REQUIREMENTS: State the number of lines in these records holding "tiro". Say nothing more.

Dataset entries:

++++++++

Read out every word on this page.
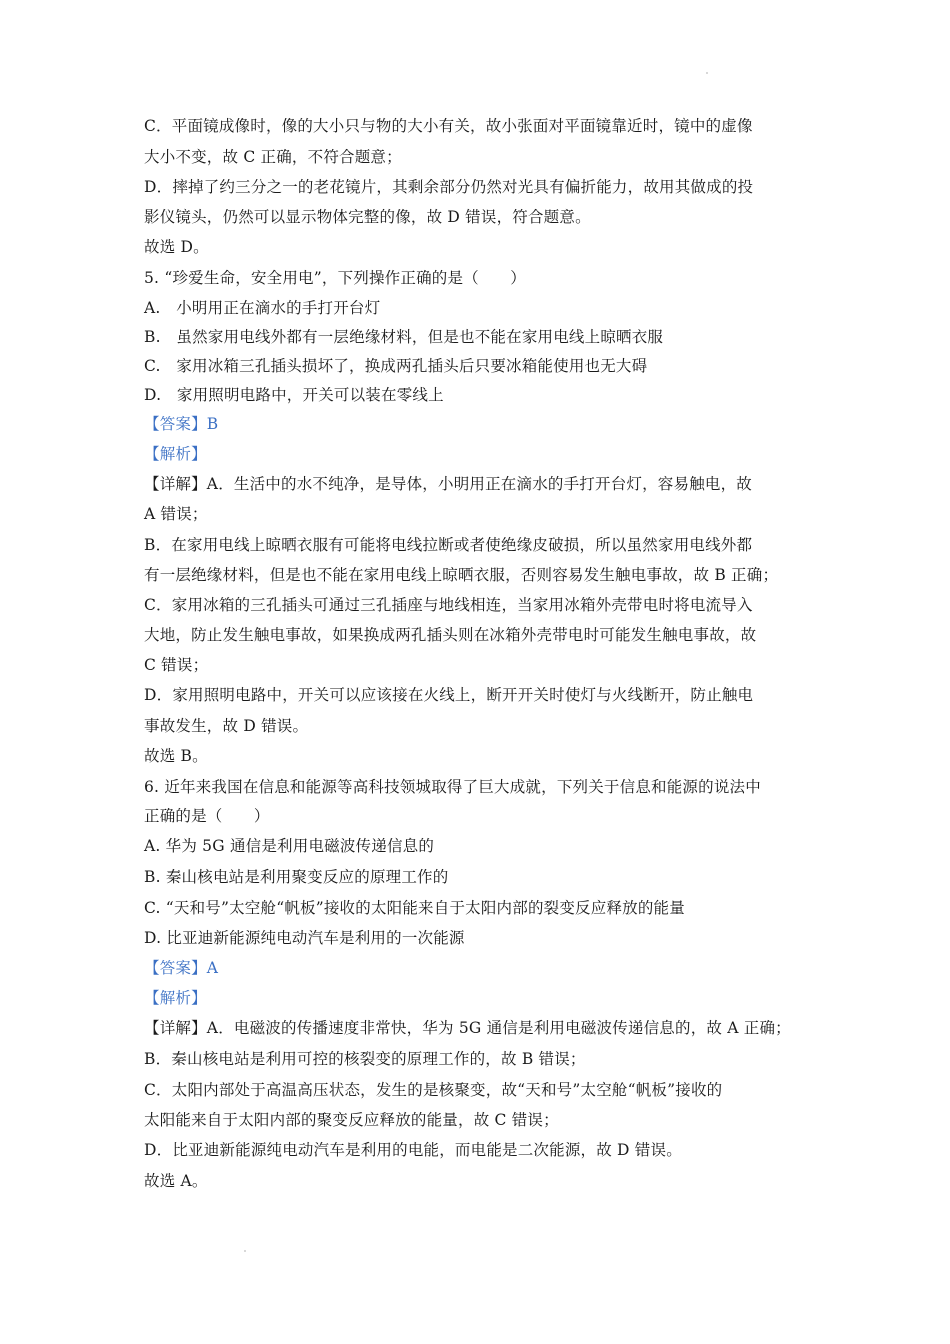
C．平面镜成像时，像的大小只与物的大小有关，故小张面对平面镜靠近时，镜中的虚像
大小不变，故 C 正确，不符合题意；
D．摔掉了约三分之一的老花镜片，其剩余部分仍然对光具有偏折能力，故用其做成的投
影仪镜头，仍然可以显示物体完整的像，故 D 错误，符合题意。
故选 D。
5. “珍爱生命，安全用电”，下列操作正确的是（　　）
A.　小明用正在滴水的手打开台灯
B.　虽然家用电线外都有一层绝缘材料，但是也不能在家用电线上晾晒衣服
C.　家用冰箱三孔插头损坏了，换成两孔插头后只要冰箱能使用也无大碍
D.　家用照明电路中，开关可以装在零线上
【答案】B
【解析】
【详解】A．生活中的水不纯净，是导体，小明用正在滴水的手打开台灯，容易触电，故
A 错误；
B．在家用电线上晾晒衣服有可能将电线拉断或者使绝缘皮破损，所以虽然家用电线外都
有一层绝缘材料，但是也不能在家用电线上晾晒衣服，否则容易发生触电事故，故 B 正确；
C．家用冰箱的三孔插头可通过三孔插座与地线相连，当家用冰箱外壳带电时将电流导入
大地，防止发生触电事故，如果换成两孔插头则在冰箱外壳带电时可能发生触电事故，故
C 错误；
D．家用照明电路中，开关可以应该接在火线上，断开开关时使灯与火线断开，防止触电
事故发生，故 D 错误。
故选 B。
6. 近年来我国在信息和能源等高科技领城取得了巨大成就，下列关于信息和能源的说法中
正确的是（　　）
A. 华为 5G 通信是利用电磁波传递信息的
B. 秦山核电站是利用聚变反应的原理工作的
C. “天和号”太空舱“帆板”接收的太阳能来自于太阳内部的裂变反应释放的能量
D. 比亚迪新能源纯电动汽车是利用的一次能源
【答案】A
【解析】
【详解】A．电磁波的传播速度非常快，华为 5G 通信是利用电磁波传递信息的，故 A 正确；
B．秦山核电站是利用可控的核裂变的原理工作的，故 B 错误；
C．太阳内部处于高温高压状态，发生的是核聚变，故“天和号”太空舱“帆板”接收的
太阳能来自于太阳内部的聚变反应释放的能量，故 C 错误；
D．比亚迪新能源纯电动汽车是利用的电能，而电能是二次能源，故 D 错误。
故选 A。
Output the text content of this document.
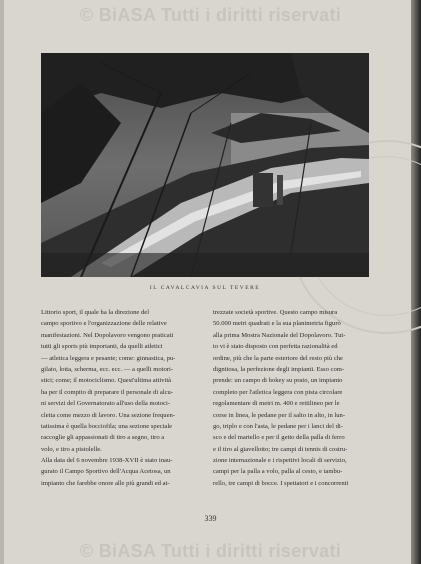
© BiASA Tutti i diritti riservati
IL CAVALCAVIA SUL TEVERE
Littorio sport, il quale ha la direzione del
campo sportivo e l'organizzazione delle relative
manifestazioni. Nel Dopolavoro vengono praticati
tutti gli sports più importanti, da quelli atletici
— atletica leggera e pesante; come: ginnastica, pu-
gilato, lotta, scherma, ecc. ecc. — a quelli motori-
stici; come; il motociclismo. Quest'ultima attività
ha per il compito di preparare il personale di alcu-
ni servizi del Governatorato all'uso della motoci-
cletta come mezzo di lavoro. Una sezione frequen-
tatissima è quella bocciofila; una sezione speciale
raccoglie gli appassionati di tiro a segno, tiro a
volo, e tiro a pistolelle.
Alla data del 6 novembre 1938-XVII è stato inau-
gurato il Campo Sportivo dell'Acqua Acetosa, un
impianto che farebbe onore alle più grandi ed at-
trezzate società sportive. Questo campo misura
50.000 metri quadrati e la sua planimetria figurò
alla prima Mostra Nazionale del Dopolavoro. Tut-
to vi è stato disposto con perfetta razionalità ed
ordine, più che la parte esteriore del resto più che
dignitosa, la perfezione degli impianti. Esso com-
prende: un campo di hokey su prato, un impianto
completo per l'atletica leggera con pista circolare
regolamentare di metri m. 400 e rettilineo per le
corse in linea, le pedane per il salto in alto, in lun-
go, triplo e con l'asta, le pedane per i lanci del di-
sco e del martello e per il getto della palla di ferro
e il tiro al giavellotto; tre campi di tennis di costru-
zione internazionale e i rispettivi locali di servizio,
campi per la palla a volo, palla al cesto, e tambu-
rello, tre campi di bocce. I spettatori e i concorrenti
339
© BiASA Tutti i diritti riservati
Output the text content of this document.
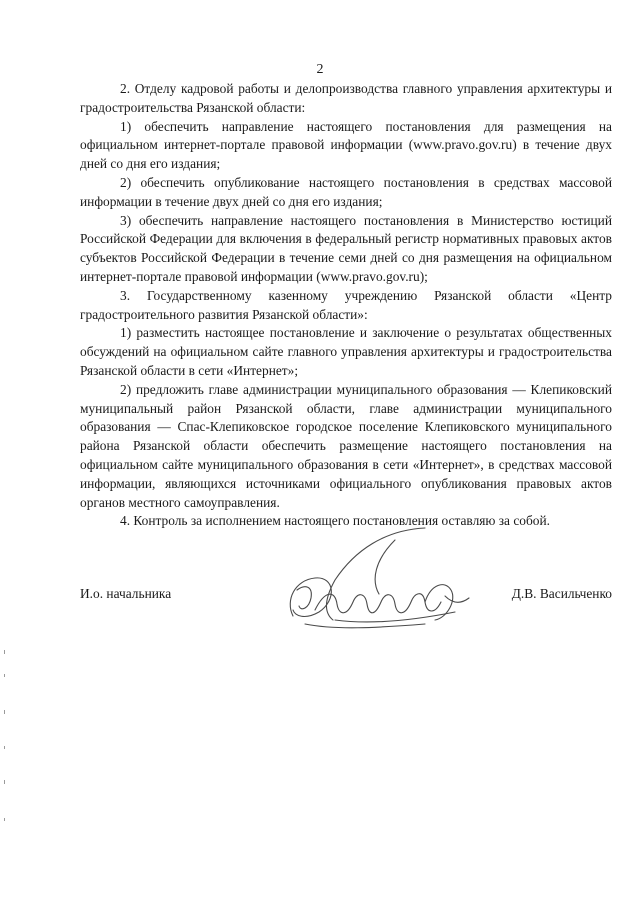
2

2. Отделу кадровой работы и делопроизводства главного управления архитектуры и градостроительства Рязанской области:

1) обеспечить направление настоящего постановления для размещения на официальном интернет-портале правовой информации (www.pravo.gov.ru) в течение двух дней со дня его издания;

2) обеспечить опубликование настоящего постановления в средствах массовой информации в течение двух дней со дня его издания;

3) обеспечить направление настоящего постановления в Министерство юстиций Российской Федерации для включения в федеральный регистр нормативных правовых актов субъектов Российской Федерации в течение семи дней со дня размещения на официальном интернет-портале правовой информации (www.pravo.gov.ru);

3. Государственному казенному учреждению Рязанской области «Центр градостроительного развития Рязанской области»:

1) разместить настоящее постановление и заключение о результатах общественных обсуждений на официальном сайте главного управления архитектуры и градостроительства Рязанской области в сети «Интернет»;

2) предложить главе администрации муниципального образования — Клепиковский муниципальный район Рязанской области, главе администрации муниципального образования — Спас-Клепиковское городское поселение Клепиковского муниципального района Рязанской области обеспечить размещение настоящего постановления на официальном сайте муниципального образования в сети «Интернет», в средствах массовой информации, являющихся источниками официального опубликования правовых актов органов местного самоуправления.

4. Контроль за исполнением настоящего постановления оставляю за собой.

И.о. начальника	Д.В. Васильченко
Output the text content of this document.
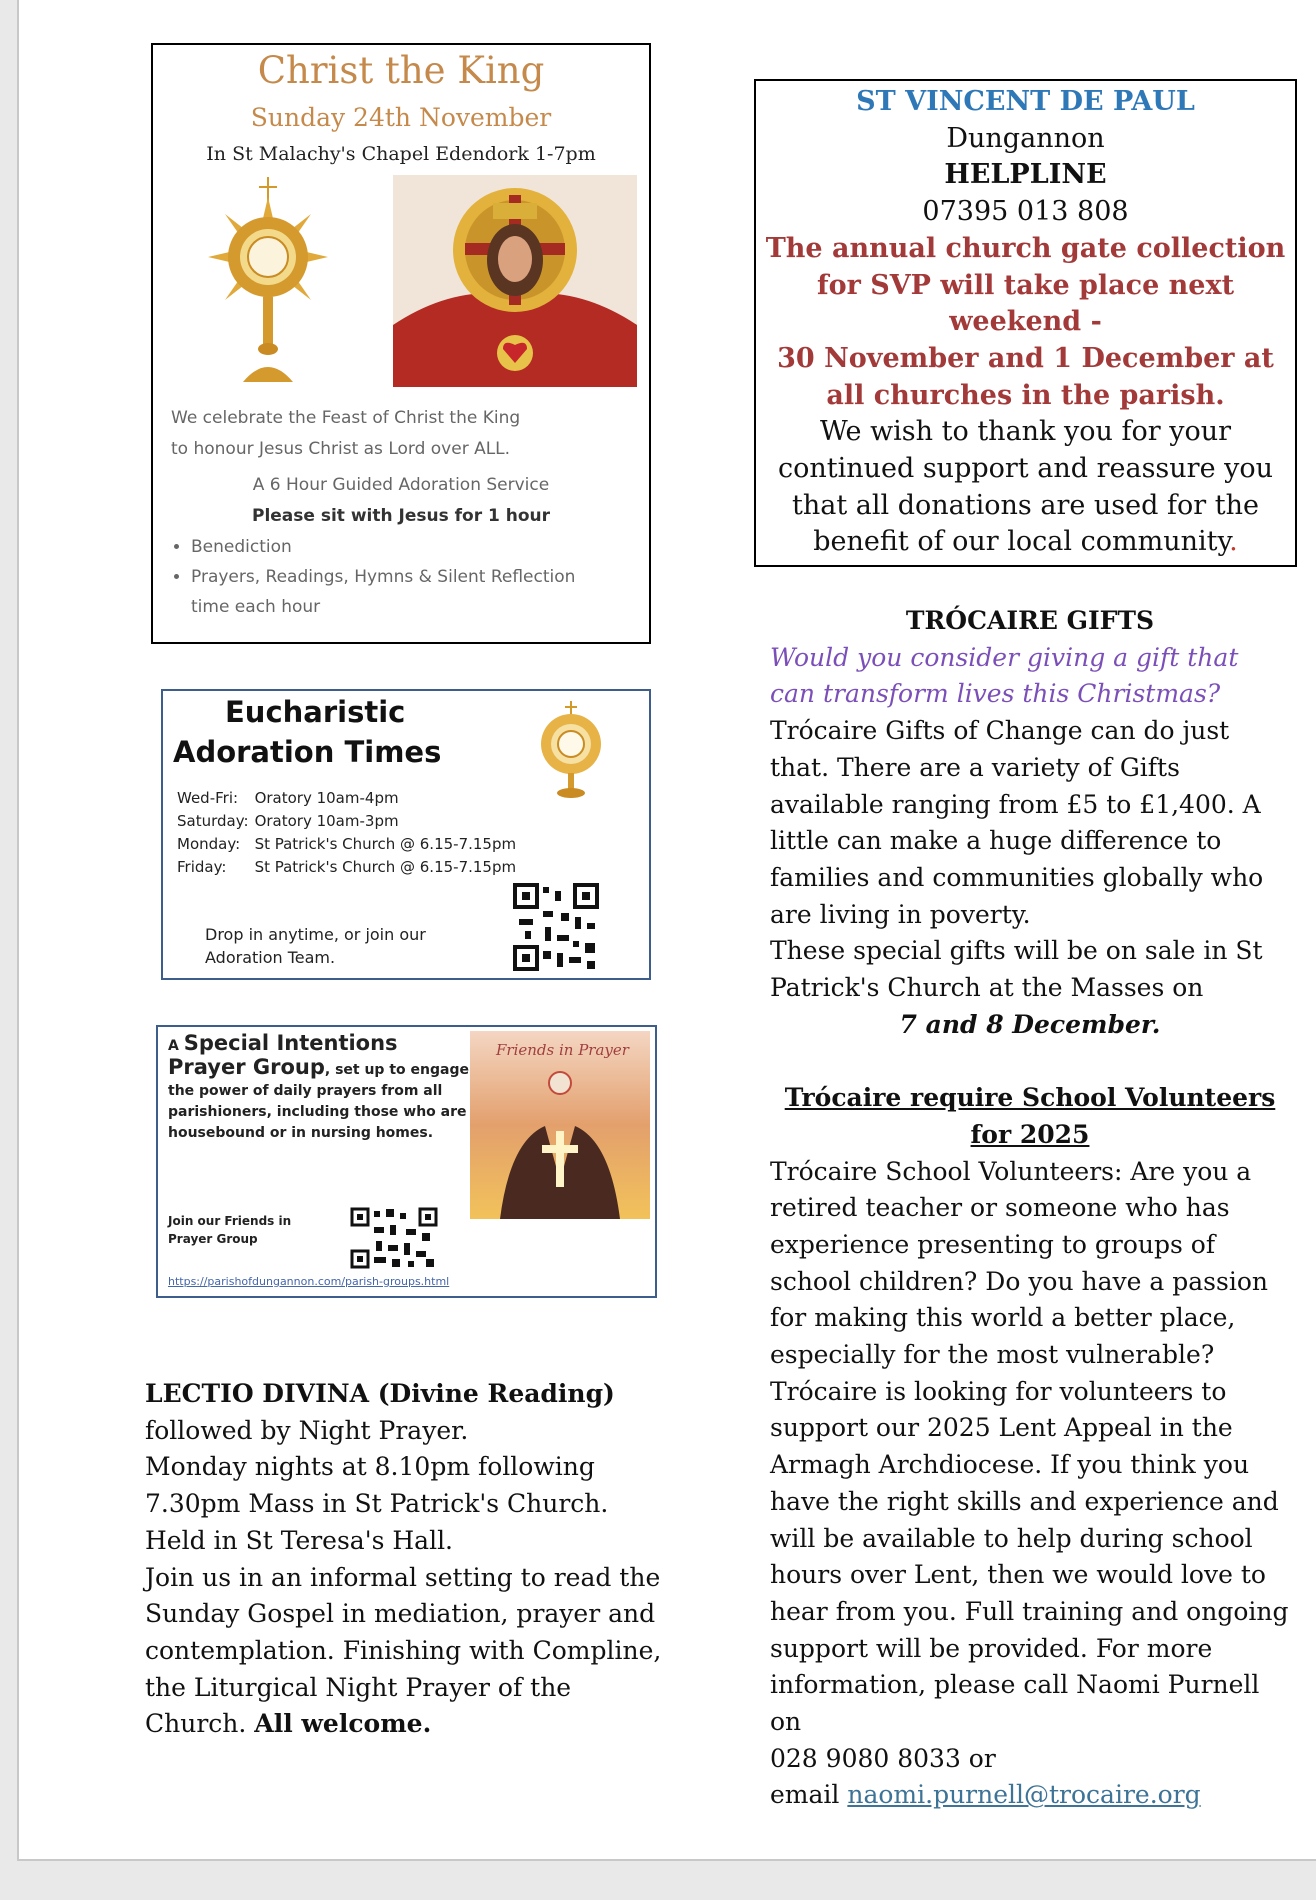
Christ the King
Sunday 24th November
In St Malachy's Chapel Edendork 1-7pm
We celebrate the Feast of Christ the King
to honour Jesus Christ as Lord over ALL.
A 6 Hour Guided Adoration Service
Please sit with Jesus for 1 hour
• Benediction
• Prayers, Readings, Hymns & Silent Reflection time each hour
Eucharistic
Adoration Times
Wed-Fri:	Oratory 10am-4pm
Saturday:	Oratory 10am-3pm
Monday:	St Patrick's Church @ 6.15-7.15pm
Friday:	St Patrick's Church @ 6.15-7.15pm
Drop in anytime, or join our Adoration Team.
A Special Intentions Prayer Group, set up to engage the power of daily prayers from all parishioners, including those who are housebound or in nursing homes.
Friends in Prayer
Join our Friends in Prayer Group
https://parishofdungannon.com/parish-groups.html
LECTIO DIVINA (Divine Reading)
followed by Night Prayer.
Monday nights at 8.10pm following 7.30pm Mass in St Patrick's Church. Held in St Teresa's Hall.
Join us in an informal setting to read the Sunday Gospel in mediation, prayer and contemplation. Finishing with Compline, the Liturgical Night Prayer of the Church. All welcome.
ST VINCENT DE PAUL
Dungannon
HELPLINE
07395 013 808
The annual church gate collection for SVP will take place next weekend -
30 November and 1 December at all churches in the parish.
We wish to thank you for your continued support and reassure you that all donations are used for the benefit of our local community.
TRÓCAIRE GIFTS
Would you consider giving a gift that can transform lives this Christmas?
Trócaire Gifts of Change can do just that. There are a variety of Gifts available ranging from £5 to £1,400. A little can make a huge difference to families and communities globally who are living in poverty.
These special gifts will be on sale in St Patrick's Church at the Masses on
7 and 8 December.
Trócaire require School Volunteers for 2025
Trócaire School Volunteers: Are you a retired teacher or someone who has experience presenting to groups of school children? Do you have a passion for making this world a better place, especially for the most vulnerable? Trócaire is looking for volunteers to support our 2025 Lent Appeal in the Armagh Archdiocese. If you think you have the right skills and experience and will be available to help during school hours over Lent, then we would love to hear from you. Full training and ongoing support will be provided. For more information, please call Naomi Purnell on
028 9080 8033 or
email naomi.purnell@trocaire.org
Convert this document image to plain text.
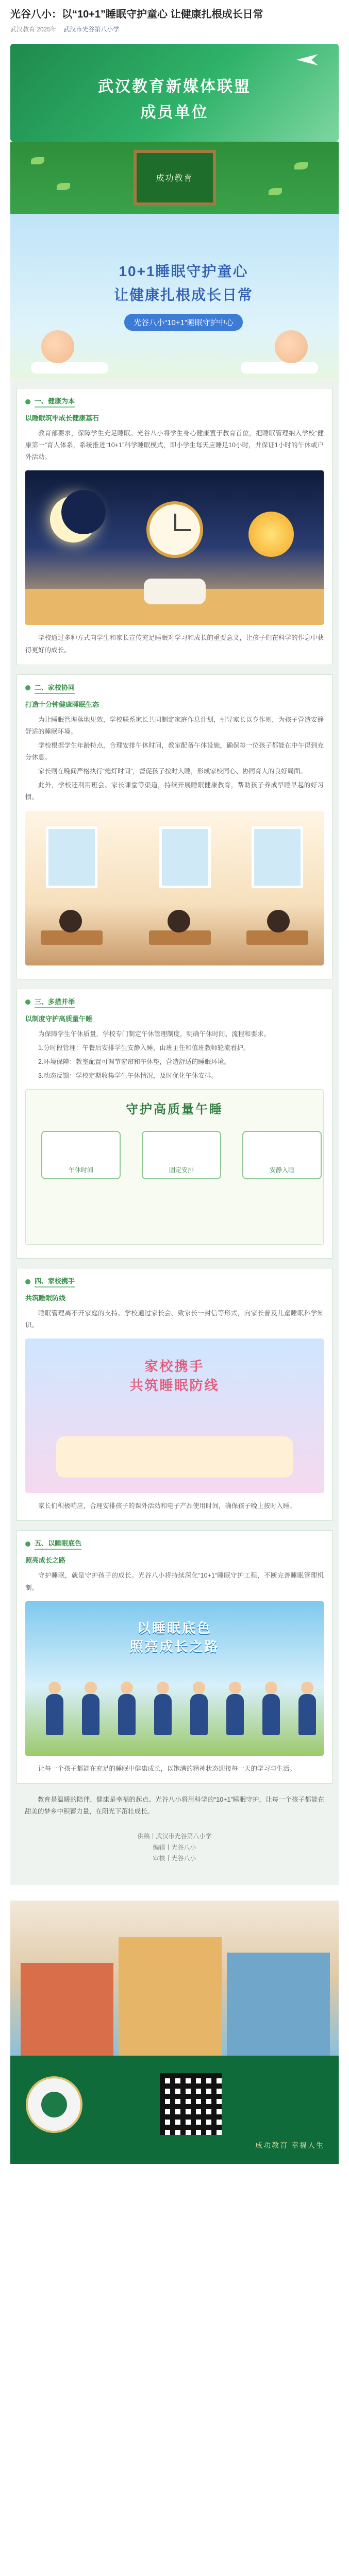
光谷八小：以“10+1”睡眠守护童心 让健康扎根成长日常
武汉教育 2025年 武汉市光谷第八小学
武汉教育新媒体联盟
成员单位
成功教育
10+1睡眠守护童心
让健康扎根成长日常
光谷八小“10+1”睡眠守护中心
一、健康为本
以睡眠筑牢成长健康基石
教育部要求，保障学生充足睡眠。光谷八小将学生身心健康置于教育首位，把睡眠管理纳入学校“健康第一”育人体系，系统推进“10+1”科学睡眠模式，即小学生每天应睡足10小时，并保证1小时的午休或户外活动。
学校通过多种方式向学生和家长宣传充足睡眠对学习和成长的重要意义，让孩子们在科学的作息中获得更好的成长。
二、家校协同
打造十分钟健康睡眠生态
为让睡眠管理落地见效，学校联系家长共同制定家庭作息计划，引导家长以身作则，为孩子营造安静舒适的睡眠环境。
学校根据学生年龄特点，合理安排午休时间，教室配备午休设施，确保每一位孩子都能在中午得到充分休息。
家长则在晚间严格执行“熄灯时间”，督促孩子按时入睡，形成家校同心、协同育人的良好局面。
此外，学校还利用班会、家长课堂等渠道，持续开展睡眠健康教育，帮助孩子养成早睡早起的好习惯。
三、多措并举
以制度守护高质量午睡
为保障学生午休质量，学校专门制定午休管理制度，明确午休时间、流程和要求。
1.分时段管理：午餐后安排学生安静入睡，由班主任和值班教师轮流看护。
2.环境保障：教室配置可调节窗帘和午休垫，营造舒适的睡眠环境。
3.动态反馈：学校定期收集学生午休情况，及时优化午休安排。
守护高质量午睡
午休时间	固定安排	安静入睡
四、家校携手
共筑睡眠防线
睡眠管理离不开家庭的支持。学校通过家长会、致家长一封信等形式，向家长普及儿童睡眠科学知识。
家校携手
共筑睡眠防线
家长们积极响应，合理安排孩子的课外活动和电子产品使用时间，确保孩子晚上按时入睡。
五、以睡眠底色
照亮成长之路
守护睡眠，就是守护孩子的成长。光谷八小将持续深化“10+1”睡眠守护工程，不断完善睡眠管理机制。
以睡眠底色
照亮成长之路
让每一个孩子都能在充足的睡眠中健康成长，以饱满的精神状态迎接每一天的学习与生活。
教育是温暖的陪伴，健康是幸福的起点。光谷八小将用科学的“10+1”睡眠守护，让每一个孩子都能在甜美的梦乡中积蓄力量，在阳光下茁壮成长。
供稿丨武汉市光谷第八小学
编辑丨光谷八小
审核丨光谷八小
成功教育 幸福人生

++++++++

EXERCISE ANSWER: 3